Go through the entries and count the lines with the string "استان" in them. Give only that number.

[START]

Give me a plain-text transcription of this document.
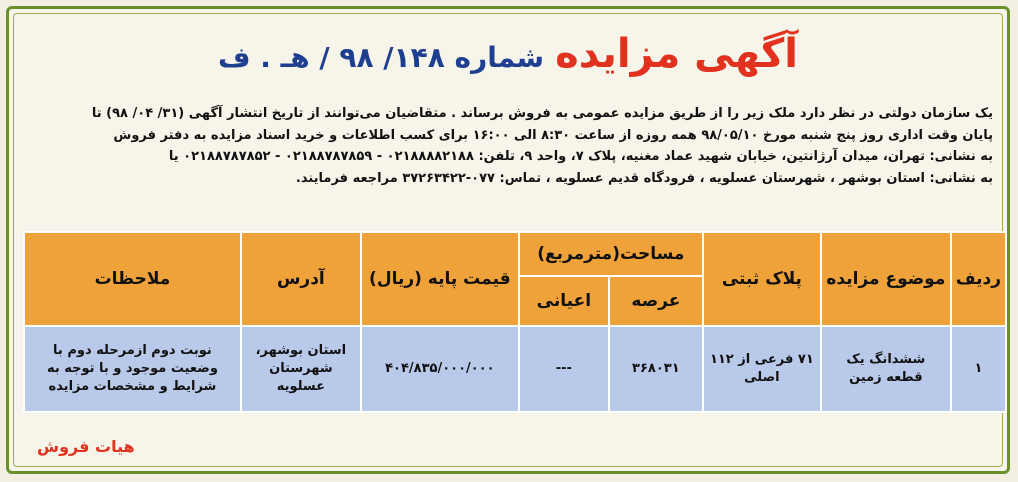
آگهی مزایده شماره ۱۴۸/ ۹۸ / هـ . ف

یک سازمان دولتی در نظر دارد ملک زیر را از طریق مزایده عمومی به فروش برساند . متقاضیان می‌توانند از تاریخ انتشار آگهی (۳۱/ ۰۴/ ۹۸) تا

پایان وقت اداری روز پنج شنبه مورخ ۹۸/۰۵/۱۰ همه روزه از ساعت ۸:۳۰ الی ۱۶:۰۰ برای کسب اطلاعات و خرید اسناد مزایده به دفتر فروش

به نشانی: تهران، میدان آرژانتین، خیابان شهید عماد مغنیه، پلاک ۷، واحد ۹، تلفن: ۰۲۱۸۸۸۸۲۱۸۸ - ۰۲۱۸۸۷۸۷۸۵۹ - ۰۲۱۸۸۷۸۷۸۵۲ یا

به نشانی: استان بوشهر ، شهرستان عسلویه ، فرودگاه قدیم عسلویه ، تماس: ۰۷۷-۳۷۲۶۳۴۲۲ مراجعه فرمایند.

ردیف	موضوع مزایده	پلاک ثبتی	مساحت(مترمربع)		قیمت پایه (ریال)	آدرس	ملاحظات
			عرصه	اعیانی			
۱	ششدانگ یک قطعه زمین	۷۱ فرعی از ۱۱۲ اصلی	۳۶۸۰۳۱	---	۴۰۴/۸۳۵/۰۰۰/۰۰۰	استان بوشهر، شهرستان عسلویه	نوبت دوم ازمرحله دوم با وضعیت موجود و با توجه به شرایط و مشخصات مزایده
هیات فروش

[END]

Correct answer: 2